((

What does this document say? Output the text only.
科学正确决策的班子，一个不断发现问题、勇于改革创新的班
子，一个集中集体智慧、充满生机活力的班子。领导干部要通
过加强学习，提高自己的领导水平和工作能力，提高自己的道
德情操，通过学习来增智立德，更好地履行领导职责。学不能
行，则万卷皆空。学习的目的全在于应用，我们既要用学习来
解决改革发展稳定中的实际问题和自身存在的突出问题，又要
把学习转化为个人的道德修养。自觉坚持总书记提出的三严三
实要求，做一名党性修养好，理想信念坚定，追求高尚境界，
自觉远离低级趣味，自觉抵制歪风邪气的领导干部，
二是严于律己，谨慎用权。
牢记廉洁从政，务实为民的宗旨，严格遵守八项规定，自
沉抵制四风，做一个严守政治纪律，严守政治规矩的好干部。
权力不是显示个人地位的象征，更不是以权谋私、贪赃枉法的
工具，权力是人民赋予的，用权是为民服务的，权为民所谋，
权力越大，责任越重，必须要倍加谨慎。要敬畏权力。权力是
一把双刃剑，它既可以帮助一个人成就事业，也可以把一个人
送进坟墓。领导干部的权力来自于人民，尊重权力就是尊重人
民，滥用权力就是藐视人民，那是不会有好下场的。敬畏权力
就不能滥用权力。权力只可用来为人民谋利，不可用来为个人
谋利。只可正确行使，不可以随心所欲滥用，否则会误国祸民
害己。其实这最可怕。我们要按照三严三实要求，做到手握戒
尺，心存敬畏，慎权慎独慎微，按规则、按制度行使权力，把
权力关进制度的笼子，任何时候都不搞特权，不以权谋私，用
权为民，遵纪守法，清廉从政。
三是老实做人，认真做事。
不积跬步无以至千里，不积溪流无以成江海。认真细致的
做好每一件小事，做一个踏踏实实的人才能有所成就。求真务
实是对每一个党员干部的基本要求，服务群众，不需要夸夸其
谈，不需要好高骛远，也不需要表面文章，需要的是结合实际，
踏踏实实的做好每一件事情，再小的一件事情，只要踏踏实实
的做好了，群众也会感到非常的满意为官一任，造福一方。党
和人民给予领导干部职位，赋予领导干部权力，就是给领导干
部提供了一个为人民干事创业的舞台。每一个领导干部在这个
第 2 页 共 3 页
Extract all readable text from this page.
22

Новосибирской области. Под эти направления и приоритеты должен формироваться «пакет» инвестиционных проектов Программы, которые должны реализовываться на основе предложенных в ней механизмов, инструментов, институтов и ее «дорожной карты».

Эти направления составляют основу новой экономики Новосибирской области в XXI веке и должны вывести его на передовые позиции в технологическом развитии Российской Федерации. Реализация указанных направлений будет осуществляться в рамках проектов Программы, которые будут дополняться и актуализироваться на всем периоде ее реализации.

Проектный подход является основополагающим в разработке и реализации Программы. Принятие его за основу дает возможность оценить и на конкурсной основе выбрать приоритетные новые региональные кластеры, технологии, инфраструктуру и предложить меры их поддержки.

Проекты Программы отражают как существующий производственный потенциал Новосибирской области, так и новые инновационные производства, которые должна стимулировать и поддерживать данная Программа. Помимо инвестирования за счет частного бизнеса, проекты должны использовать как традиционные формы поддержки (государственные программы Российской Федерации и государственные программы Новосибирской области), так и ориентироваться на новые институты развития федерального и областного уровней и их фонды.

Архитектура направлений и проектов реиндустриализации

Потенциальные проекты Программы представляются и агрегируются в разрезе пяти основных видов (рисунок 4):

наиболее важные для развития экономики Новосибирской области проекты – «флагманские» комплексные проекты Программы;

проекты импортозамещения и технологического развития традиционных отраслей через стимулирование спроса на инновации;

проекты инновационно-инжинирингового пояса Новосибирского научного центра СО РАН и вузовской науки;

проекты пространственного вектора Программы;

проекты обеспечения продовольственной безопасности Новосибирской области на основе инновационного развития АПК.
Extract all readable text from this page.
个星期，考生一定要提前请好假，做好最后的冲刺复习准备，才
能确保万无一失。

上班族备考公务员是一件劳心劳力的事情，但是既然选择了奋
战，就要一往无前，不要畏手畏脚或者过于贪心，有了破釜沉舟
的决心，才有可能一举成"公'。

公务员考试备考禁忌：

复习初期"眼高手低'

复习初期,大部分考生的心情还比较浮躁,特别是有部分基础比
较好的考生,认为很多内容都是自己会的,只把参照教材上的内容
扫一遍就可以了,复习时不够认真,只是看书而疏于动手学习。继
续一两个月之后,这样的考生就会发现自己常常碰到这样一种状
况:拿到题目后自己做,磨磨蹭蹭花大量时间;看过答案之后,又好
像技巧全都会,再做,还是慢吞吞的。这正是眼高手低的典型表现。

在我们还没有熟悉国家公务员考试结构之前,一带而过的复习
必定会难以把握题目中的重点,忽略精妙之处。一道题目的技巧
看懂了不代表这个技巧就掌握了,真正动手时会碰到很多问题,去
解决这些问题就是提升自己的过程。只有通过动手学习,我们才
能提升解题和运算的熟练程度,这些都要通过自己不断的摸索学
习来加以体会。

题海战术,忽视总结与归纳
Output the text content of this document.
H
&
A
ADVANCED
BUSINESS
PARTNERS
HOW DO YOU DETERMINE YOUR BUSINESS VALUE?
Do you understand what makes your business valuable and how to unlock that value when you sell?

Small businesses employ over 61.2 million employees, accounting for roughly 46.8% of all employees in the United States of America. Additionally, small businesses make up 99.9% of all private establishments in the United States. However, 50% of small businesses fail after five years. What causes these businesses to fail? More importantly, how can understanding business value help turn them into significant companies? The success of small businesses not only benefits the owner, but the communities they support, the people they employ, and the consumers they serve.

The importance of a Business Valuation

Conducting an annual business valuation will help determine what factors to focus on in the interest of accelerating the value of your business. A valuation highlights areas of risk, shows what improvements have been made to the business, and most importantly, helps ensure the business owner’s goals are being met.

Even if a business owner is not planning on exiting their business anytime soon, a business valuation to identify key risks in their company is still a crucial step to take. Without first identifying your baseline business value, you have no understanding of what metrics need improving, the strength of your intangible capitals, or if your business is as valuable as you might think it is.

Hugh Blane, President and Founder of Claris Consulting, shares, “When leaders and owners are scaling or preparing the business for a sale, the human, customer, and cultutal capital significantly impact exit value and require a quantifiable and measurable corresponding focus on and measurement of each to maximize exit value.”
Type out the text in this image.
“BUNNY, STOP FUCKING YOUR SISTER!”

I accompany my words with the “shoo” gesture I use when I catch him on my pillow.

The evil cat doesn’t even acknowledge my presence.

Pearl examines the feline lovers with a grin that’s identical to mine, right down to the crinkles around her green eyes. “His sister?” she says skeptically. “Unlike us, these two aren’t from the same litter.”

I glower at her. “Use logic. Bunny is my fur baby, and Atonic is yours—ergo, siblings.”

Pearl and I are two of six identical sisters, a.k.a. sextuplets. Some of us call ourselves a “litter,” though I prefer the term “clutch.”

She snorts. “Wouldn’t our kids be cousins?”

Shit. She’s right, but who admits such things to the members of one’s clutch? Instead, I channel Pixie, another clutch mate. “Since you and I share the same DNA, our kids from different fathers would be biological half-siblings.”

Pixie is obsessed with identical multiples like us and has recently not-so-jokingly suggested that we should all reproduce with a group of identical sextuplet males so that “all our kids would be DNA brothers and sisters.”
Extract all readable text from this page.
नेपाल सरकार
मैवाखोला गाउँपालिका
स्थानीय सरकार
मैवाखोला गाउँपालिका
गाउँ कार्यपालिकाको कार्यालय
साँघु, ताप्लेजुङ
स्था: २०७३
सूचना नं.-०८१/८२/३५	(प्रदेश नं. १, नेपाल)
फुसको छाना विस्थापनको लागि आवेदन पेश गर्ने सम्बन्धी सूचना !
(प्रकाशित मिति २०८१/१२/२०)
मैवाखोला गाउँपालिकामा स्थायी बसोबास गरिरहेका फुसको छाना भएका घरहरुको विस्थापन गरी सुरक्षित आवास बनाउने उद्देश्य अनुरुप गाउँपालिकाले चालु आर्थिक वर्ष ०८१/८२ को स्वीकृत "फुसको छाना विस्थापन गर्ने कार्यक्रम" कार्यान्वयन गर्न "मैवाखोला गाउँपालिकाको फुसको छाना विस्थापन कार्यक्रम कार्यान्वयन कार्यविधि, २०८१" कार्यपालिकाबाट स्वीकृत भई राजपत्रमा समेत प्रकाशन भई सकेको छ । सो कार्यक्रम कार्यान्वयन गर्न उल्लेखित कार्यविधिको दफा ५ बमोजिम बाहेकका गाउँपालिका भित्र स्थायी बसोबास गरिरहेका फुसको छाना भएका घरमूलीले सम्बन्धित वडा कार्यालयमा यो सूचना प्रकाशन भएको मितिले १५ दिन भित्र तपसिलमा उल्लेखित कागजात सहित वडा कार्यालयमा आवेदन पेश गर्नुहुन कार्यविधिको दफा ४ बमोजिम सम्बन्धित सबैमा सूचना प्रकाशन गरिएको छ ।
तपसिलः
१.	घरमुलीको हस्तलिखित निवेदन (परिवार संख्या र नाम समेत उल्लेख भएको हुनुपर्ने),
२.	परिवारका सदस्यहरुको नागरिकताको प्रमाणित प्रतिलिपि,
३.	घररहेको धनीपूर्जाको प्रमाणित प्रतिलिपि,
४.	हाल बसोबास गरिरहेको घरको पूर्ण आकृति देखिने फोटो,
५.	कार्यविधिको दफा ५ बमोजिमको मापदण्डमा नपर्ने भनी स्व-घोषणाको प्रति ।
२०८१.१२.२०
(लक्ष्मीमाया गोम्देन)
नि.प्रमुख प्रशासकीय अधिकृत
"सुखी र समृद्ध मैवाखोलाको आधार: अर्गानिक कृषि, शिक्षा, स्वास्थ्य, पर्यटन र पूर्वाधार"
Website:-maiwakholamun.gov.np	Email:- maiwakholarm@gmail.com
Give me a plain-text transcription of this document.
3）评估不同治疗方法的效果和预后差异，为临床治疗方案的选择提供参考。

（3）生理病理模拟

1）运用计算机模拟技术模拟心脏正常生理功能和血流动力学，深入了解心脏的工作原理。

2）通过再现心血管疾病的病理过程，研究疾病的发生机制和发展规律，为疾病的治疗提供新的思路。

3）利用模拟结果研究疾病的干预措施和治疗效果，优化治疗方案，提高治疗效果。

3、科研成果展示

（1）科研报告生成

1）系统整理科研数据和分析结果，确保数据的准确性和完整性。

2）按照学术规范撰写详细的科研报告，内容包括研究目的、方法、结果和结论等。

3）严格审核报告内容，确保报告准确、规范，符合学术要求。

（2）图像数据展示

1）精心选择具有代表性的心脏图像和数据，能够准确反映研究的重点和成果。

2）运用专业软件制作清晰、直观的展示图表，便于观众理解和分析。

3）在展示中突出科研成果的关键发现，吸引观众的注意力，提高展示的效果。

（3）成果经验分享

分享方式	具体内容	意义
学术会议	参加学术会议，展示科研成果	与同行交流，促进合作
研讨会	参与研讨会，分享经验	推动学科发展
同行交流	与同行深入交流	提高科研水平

))

- The exercise
Count every line of the material above that holds the string "text", then state only the total.

- Correct answer
7